**GIVEN PROBLEM**
Please copy all the lines that follow, word for word.

=======

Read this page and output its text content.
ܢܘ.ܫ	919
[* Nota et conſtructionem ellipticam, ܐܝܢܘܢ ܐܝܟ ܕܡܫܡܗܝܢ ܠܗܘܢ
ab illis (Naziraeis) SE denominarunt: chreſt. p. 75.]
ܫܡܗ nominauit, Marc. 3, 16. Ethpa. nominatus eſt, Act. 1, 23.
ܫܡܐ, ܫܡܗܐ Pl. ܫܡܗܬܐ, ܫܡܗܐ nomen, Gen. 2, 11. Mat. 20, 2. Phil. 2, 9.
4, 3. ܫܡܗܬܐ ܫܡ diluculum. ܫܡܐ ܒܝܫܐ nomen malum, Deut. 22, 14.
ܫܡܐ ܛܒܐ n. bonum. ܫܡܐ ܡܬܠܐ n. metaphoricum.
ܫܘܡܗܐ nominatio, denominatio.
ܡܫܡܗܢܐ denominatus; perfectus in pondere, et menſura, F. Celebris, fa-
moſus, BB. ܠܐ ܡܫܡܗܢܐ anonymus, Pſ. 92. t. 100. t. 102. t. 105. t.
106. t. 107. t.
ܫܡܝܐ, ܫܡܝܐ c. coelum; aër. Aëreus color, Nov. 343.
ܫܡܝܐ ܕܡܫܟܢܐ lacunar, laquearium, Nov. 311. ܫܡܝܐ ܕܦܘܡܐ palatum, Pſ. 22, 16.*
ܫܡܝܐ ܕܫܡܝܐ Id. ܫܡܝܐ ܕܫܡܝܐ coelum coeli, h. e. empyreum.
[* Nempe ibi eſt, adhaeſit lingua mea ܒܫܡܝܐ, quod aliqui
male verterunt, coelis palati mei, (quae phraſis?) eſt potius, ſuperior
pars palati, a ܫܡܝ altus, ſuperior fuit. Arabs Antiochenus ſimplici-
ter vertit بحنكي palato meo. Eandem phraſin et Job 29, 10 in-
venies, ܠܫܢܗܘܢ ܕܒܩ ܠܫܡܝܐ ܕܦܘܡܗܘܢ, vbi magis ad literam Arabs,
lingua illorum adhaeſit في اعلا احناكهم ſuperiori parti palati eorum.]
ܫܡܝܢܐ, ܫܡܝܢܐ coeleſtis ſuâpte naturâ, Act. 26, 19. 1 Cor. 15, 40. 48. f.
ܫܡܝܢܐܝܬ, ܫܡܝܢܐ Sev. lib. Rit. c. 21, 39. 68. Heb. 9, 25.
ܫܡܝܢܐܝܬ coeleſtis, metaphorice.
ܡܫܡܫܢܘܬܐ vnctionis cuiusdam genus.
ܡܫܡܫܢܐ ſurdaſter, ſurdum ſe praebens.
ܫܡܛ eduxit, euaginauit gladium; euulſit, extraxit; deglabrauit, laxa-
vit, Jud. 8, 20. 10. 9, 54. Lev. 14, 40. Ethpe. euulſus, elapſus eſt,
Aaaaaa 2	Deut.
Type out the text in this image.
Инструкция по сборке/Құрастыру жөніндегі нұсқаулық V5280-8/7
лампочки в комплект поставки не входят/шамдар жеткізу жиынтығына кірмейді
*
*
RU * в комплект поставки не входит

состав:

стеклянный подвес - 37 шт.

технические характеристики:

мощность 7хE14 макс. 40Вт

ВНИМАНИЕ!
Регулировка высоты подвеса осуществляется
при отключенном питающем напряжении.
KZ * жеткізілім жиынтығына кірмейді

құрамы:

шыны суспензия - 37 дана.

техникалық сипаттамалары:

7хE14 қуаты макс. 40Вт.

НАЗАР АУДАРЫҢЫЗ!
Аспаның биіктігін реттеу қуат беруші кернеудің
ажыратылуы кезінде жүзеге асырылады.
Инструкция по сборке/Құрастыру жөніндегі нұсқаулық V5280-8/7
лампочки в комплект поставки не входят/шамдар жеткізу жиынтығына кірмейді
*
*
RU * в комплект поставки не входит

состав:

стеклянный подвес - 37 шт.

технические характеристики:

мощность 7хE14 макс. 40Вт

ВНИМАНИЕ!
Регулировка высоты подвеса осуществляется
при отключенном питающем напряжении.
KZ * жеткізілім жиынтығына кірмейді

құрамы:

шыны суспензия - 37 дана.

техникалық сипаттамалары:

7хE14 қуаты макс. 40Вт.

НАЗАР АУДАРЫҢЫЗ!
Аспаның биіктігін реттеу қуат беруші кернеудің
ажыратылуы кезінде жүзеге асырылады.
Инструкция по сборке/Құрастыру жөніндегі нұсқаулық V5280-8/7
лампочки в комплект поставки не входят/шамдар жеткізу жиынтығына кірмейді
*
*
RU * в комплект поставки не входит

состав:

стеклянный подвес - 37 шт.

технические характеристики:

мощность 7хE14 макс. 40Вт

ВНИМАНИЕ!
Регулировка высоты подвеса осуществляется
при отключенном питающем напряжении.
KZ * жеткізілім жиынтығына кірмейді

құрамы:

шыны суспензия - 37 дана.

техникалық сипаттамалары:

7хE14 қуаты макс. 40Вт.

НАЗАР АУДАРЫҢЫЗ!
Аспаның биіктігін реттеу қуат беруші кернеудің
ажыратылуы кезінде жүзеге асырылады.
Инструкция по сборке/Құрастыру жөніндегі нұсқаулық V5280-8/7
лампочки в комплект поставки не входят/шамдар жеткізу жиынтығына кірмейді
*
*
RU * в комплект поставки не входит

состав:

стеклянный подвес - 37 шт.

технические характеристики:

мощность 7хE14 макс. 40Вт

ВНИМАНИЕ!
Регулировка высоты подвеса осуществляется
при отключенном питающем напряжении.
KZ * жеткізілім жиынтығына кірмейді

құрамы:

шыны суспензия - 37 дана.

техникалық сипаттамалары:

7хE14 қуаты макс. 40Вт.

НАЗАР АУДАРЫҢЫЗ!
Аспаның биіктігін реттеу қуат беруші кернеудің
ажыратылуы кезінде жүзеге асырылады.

=======

**FULL RESPONSE**
Read this page and output its text content.
ܢܘ.ܫ	919
[* Nota et conſtructionem ellipticam, ܐܝܢܘܢ ܐܝܟ ܕܡܫܡܗܝܢ ܠܗܘܢ
ab illis (Naziraeis) SE denominarunt: chreſt. p. 75.]
ܫܡܗ nominauit, Marc. 3, 16. Ethpa. nominatus eſt, Act. 1, 23.
ܫܡܐ, ܫܡܗܐ Pl. ܫܡܗܬܐ, ܫܡܗܐ nomen, Gen. 2, 11. Mat. 20, 2. Phil. 2, 9.
4, 3. ܫܡܗܬܐ ܫܡ diluculum. ܫܡܐ ܒܝܫܐ nomen malum, Deut. 22, 14.
ܫܡܐ ܛܒܐ n. bonum. ܫܡܐ ܡܬܠܐ n. metaphoricum.
ܫܘܡܗܐ nominatio, denominatio.
ܡܫܡܗܢܐ denominatus; perfectus in pondere, et menſura, F. Celebris, fa-
moſus, BB. ܠܐ ܡܫܡܗܢܐ anonymus, Pſ. 92. t. 100. t. 102. t. 105. t.
106. t. 107. t.
ܫܡܝܐ, ܫܡܝܐ c. coelum; aër. Aëreus color, Nov. 343.
ܫܡܝܐ ܕܡܫܟܢܐ lacunar, laquearium, Nov. 311. ܫܡܝܐ ܕܦܘܡܐ palatum, Pſ. 22, 16.*
ܫܡܝܐ ܕܫܡܝܐ Id. ܫܡܝܐ ܕܫܡܝܐ coelum coeli, h. e. empyreum.
[* Nempe ibi eſt, adhaeſit lingua mea ܒܫܡܝܐ, quod aliqui
male verterunt, coelis palati mei, (quae phraſis?) eſt potius, ſuperior
pars palati, a ܫܡܝ altus, ſuperior fuit. Arabs Antiochenus ſimplici-
ter vertit بحنكي palato meo. Eandem phraſin et Job 29, 10 in-
venies, ܠܫܢܗܘܢ ܕܒܩ ܠܫܡܝܐ ܕܦܘܡܗܘܢ, vbi magis ad literam Arabs,
lingua illorum adhaeſit في اعلا احناكهم ſuperiori parti palati eorum.]
ܫܡܝܢܐ, ܫܡܝܢܐ coeleſtis ſuâpte naturâ, Act. 26, 19. 1 Cor. 15, 40. 48. f.
ܫܡܝܢܐܝܬ, ܫܡܝܢܐ Sev. lib. Rit. c. 21, 39. 68. Heb. 9, 25.
ܫܡܝܢܐܝܬ coeleſtis, metaphorice.
ܡܫܡܫܢܘܬܐ vnctionis cuiusdam genus.
ܡܫܡܫܢܐ ſurdaſter, ſurdum ſe praebens.
ܫܡܛ eduxit, euaginauit gladium; euulſit, extraxit; deglabrauit, laxa-
vit, Jud. 8, 20. 10. 9, 54. Lev. 14, 40. Ethpe. euulſus, elapſus eſt,
Aaaaaa 2	Deut.
Type out the text in this image.
Инструкция по сборке/Құрастыру жөніндегі нұсқаулық V5280-8/7
лампочки в комплект поставки не входят/шамдар жеткізу жиынтығына кірмейді
*
*
RU * в комплект поставки не входит

состав:

стеклянный подвес - 37 шт.

технические характеристики:

мощность 7хE14 макс. 40Вт

ВНИМАНИЕ!
Регулировка высоты подвеса осуществляется
при отключенном питающем напряжении.
KZ * жеткізілім жиынтығына кірмейді

құрамы:

шыны суспензия - 37 дана.

техникалық сипаттамалары:

7хE14 қуаты макс. 40Вт.

НАЗАР АУДАРЫҢЫЗ!
Аспаның биіктігін реттеу қуат беруші кернеудің
ажыратылуы кезінде жүзеге асырылады.
Инструкция по сборке/Құрастыру жөніндегі нұсқаулық V5280-8/7
лампочки в комплект поставки не входят/шамдар жеткізу жиынтығына кірмейді
*
*
RU * в комплект поставки не входит

состав:

стеклянный подвес - 37 шт.

технические характеристики:

мощность 7хE14 макс. 40Вт

ВНИМАНИЕ!
Регулировка высоты подвеса осуществляется
при отключенном питающем напряжении.
KZ * жеткізілім жиынтығына кірмейді

құрамы:

шыны суспензия - 37 дана.

техникалық сипаттамалары:

7хE14 қуаты макс. 40Вт.

НАЗАР АУДАРЫҢЫЗ!
Аспаның биіктігін реттеу қуат беруші кернеудің
ажыратылуы кезінде жүзеге асырылады.
Инструкция по сборке/Құрастыру жөніндегі нұсқаулық V5280-8/7
лампочки в комплект поставки не входят/шамдар жеткізу жиынтығына кірмейді
*
*
RU * в комплект поставки не входит

состав:

стеклянный подвес - 37 шт.

технические характеристики:

мощность 7хE14 макс. 40Вт

ВНИМАНИЕ!
Регулировка высоты подвеса осуществляется
при отключенном питающем напряжении.
KZ * жеткізілім жиынтығына кірмейді

құрамы:

шыны суспензия - 37 дана.

техникалық сипаттамалары:

7хE14 қуаты макс. 40Вт.

НАЗАР АУДАРЫҢЫЗ!
Аспаның биіктігін реттеу қуат беруші кернеудің
ажыратылуы кезінде жүзеге асырылады.
Инструкция по сборке/Құрастыру жөніндегі нұсқаулық V5280-8/7
лампочки в комплект поставки не входят/шамдар жеткізу жиынтығына кірмейді
*
*
RU * в комплект поставки не входит

состав:

стеклянный подвес - 37 шт.

технические характеристики:

мощность 7хE14 макс. 40Вт

ВНИМАНИЕ!
Регулировка высоты подвеса осуществляется
при отключенном питающем напряжении.
KZ * жеткізілім жиынтығына кірмейді

құрамы:

шыны суспензия - 37 дана.

техникалық сипаттамалары:

7хE14 қуаты макс. 40Вт.

НАЗАР АУДАРЫҢЫЗ!
Аспаның биіктігін реттеу қуат беруші кернеудің
ажыратылуы кезінде жүзеге асырылады.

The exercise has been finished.